• [Exercise prompt]:
Search the material below for the word "name". Copy every line that has it.

START

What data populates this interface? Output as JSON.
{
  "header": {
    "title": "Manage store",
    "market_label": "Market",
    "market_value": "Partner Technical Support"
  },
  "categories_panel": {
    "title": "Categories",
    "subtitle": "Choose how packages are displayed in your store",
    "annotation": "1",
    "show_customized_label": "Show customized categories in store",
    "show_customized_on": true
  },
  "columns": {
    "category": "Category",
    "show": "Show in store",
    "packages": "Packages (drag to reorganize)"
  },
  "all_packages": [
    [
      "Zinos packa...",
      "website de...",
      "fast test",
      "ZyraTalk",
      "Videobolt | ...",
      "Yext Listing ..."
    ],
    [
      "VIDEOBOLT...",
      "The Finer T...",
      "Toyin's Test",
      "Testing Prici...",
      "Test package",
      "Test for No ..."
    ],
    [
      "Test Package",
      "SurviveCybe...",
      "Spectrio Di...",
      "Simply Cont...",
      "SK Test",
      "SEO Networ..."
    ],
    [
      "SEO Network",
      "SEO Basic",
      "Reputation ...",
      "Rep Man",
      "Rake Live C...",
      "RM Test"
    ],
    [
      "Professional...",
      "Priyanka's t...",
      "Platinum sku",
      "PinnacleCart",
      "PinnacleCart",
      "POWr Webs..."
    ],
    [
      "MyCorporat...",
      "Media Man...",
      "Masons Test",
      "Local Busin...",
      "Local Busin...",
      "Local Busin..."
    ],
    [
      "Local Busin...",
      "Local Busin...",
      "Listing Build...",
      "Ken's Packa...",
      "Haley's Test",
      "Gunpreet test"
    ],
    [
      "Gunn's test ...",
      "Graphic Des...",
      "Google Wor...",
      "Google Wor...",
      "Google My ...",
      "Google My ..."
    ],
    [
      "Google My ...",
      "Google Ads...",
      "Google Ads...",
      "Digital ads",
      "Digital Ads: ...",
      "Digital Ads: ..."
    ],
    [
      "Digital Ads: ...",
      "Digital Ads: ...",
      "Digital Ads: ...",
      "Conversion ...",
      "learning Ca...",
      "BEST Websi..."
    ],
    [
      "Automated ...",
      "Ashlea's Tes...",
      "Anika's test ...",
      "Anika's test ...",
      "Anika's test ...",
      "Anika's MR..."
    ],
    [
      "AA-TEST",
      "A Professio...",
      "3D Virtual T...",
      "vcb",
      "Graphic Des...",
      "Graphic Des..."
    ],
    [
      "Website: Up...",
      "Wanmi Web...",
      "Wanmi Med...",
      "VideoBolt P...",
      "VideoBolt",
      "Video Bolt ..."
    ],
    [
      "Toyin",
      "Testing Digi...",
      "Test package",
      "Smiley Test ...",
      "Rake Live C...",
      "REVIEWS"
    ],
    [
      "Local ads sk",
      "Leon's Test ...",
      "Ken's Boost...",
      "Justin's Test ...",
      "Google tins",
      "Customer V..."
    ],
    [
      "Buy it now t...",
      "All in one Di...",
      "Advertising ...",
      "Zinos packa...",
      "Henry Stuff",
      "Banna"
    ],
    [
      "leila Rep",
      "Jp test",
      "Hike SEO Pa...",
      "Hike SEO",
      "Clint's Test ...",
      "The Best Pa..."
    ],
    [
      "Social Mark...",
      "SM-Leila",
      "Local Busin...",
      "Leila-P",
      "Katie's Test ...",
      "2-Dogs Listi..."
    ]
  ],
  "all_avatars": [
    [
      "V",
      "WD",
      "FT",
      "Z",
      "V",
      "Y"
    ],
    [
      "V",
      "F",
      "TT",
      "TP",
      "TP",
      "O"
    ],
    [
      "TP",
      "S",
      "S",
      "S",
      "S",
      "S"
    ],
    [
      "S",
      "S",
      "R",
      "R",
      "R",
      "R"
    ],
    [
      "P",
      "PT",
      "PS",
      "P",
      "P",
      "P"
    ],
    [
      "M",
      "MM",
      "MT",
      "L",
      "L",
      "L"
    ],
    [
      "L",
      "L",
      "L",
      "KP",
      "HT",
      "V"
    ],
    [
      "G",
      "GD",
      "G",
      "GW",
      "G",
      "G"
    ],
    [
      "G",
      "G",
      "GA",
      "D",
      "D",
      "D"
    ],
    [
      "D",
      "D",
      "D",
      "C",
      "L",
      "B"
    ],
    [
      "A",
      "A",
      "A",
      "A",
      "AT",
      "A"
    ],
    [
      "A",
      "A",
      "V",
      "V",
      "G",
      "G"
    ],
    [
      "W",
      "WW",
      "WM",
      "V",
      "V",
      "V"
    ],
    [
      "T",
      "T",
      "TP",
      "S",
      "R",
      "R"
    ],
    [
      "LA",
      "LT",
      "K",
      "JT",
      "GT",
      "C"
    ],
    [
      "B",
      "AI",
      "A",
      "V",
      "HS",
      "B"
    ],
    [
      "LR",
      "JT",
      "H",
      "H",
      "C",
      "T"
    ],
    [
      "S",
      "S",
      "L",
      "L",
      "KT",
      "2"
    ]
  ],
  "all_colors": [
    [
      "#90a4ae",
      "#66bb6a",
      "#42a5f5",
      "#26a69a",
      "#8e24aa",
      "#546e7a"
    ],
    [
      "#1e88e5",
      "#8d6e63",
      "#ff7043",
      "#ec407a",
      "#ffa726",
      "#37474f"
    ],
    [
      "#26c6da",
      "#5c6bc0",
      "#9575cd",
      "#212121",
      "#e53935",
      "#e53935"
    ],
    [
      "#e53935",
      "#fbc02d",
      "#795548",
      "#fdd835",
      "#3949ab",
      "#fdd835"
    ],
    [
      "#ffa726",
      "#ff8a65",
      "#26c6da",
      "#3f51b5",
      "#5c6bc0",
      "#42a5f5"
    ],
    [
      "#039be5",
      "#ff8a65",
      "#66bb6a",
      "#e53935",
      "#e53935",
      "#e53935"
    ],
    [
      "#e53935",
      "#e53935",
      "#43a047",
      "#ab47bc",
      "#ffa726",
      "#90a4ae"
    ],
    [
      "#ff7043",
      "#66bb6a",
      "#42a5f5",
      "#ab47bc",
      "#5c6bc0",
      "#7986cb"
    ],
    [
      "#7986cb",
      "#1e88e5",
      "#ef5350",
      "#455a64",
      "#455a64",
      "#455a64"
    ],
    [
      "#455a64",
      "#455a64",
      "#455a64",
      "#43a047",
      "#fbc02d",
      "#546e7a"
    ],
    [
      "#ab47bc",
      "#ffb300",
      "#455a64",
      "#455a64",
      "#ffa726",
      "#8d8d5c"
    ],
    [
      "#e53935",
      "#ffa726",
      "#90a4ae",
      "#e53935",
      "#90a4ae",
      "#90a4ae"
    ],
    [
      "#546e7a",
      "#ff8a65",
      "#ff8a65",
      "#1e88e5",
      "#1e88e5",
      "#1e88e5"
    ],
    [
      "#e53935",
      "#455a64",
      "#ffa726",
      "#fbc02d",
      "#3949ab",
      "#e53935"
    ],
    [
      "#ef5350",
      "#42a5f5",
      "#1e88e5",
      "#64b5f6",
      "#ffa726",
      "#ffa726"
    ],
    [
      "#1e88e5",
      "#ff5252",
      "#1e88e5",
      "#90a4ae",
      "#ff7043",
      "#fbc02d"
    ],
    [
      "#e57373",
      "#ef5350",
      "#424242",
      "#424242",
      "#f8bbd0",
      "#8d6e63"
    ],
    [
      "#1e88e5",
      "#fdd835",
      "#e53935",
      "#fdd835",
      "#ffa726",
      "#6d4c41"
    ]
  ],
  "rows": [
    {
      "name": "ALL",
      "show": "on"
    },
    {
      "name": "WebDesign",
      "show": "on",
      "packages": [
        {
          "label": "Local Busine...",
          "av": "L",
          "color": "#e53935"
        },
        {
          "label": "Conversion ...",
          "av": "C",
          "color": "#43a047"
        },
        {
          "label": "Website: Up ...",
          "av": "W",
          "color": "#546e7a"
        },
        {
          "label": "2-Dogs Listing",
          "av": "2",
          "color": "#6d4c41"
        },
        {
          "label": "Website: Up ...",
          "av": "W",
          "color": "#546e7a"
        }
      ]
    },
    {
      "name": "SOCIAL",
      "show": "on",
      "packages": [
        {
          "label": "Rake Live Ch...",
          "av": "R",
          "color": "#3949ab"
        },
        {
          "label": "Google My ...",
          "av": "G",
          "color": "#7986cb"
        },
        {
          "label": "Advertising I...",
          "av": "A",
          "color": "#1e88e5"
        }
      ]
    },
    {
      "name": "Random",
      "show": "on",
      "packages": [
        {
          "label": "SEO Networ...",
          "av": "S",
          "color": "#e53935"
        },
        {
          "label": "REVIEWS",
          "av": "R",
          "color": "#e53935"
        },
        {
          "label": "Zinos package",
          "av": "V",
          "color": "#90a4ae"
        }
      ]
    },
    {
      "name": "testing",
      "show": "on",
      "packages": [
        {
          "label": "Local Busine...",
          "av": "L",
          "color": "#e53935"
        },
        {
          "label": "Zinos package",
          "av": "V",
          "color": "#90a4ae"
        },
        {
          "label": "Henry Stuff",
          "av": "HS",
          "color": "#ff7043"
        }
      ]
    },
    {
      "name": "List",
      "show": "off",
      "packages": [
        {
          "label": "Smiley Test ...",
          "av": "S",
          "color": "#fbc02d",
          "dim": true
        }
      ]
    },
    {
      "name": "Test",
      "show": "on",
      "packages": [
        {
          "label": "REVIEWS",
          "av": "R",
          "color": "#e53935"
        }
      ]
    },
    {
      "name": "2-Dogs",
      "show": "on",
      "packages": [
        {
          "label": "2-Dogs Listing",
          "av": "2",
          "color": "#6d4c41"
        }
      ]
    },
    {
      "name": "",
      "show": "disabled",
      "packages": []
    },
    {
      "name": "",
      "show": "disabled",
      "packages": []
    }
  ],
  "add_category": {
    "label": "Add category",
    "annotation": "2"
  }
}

END

• [Problem solution]:
      "name": "ALL",
      "name": "WebDesign",
      "name": "SOCIAL",
      "name": "Random",
      "name": "testing",
      "name": "List",
      "name": "Test",
      "name": "2-Dogs",
      "name": "",
      "name": "",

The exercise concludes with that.